··· Data for this exercise
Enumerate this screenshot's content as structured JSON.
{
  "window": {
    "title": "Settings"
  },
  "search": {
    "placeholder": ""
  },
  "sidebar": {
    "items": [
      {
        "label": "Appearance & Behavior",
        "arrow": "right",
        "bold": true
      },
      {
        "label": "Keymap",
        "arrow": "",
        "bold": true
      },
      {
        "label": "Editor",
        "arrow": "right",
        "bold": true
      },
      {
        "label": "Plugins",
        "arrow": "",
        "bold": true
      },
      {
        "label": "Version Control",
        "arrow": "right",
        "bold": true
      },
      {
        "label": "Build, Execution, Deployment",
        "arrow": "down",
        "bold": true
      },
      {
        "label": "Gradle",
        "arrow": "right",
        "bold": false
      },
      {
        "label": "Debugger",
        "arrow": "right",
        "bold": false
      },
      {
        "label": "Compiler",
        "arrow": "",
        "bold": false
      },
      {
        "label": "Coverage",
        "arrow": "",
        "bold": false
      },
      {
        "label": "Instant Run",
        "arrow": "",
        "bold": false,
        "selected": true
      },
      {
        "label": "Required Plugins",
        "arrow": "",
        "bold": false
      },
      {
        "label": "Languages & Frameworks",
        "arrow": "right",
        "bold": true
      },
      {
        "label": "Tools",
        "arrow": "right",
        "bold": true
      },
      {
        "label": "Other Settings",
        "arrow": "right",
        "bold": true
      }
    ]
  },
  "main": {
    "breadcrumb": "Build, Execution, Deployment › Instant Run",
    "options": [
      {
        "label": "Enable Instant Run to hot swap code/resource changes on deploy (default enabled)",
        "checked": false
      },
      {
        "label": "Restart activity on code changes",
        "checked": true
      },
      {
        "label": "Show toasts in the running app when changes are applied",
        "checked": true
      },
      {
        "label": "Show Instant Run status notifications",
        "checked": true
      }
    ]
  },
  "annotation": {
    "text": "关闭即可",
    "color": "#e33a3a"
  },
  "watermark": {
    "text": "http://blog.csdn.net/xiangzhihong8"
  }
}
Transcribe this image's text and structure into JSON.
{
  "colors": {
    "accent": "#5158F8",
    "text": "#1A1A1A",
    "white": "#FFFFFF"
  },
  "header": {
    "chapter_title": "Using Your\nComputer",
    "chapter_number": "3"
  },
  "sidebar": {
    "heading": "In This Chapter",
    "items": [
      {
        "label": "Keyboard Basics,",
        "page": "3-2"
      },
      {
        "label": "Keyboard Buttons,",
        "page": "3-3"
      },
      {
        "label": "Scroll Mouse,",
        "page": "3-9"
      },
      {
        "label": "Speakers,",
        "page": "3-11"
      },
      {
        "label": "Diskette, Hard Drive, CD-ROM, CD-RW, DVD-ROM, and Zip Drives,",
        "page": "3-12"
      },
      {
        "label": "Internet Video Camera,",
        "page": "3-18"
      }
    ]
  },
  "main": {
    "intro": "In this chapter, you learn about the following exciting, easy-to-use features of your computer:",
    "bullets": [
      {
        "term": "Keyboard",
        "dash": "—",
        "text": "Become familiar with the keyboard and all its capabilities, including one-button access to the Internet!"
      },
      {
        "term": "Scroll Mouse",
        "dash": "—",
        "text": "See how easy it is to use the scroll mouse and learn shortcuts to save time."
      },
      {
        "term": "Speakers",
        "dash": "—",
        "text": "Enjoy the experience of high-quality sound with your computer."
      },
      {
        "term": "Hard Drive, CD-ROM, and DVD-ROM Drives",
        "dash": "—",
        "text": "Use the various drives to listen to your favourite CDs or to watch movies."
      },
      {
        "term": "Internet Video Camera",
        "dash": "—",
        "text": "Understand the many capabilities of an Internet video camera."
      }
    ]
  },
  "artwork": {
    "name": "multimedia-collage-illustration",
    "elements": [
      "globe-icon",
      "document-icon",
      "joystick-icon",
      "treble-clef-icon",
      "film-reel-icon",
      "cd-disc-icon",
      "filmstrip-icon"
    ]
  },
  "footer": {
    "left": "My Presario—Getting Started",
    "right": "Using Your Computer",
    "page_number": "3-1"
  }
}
······
▶ **Exercise requirements**
Pick every line with "capabilities" in it and copy it.

▶ **Task answer**
        "text": "Become familiar with the keyboard and all its capabilities, including one-button access to the Internet!"
        "text": "Understand the many capabilities of an Internet video camera."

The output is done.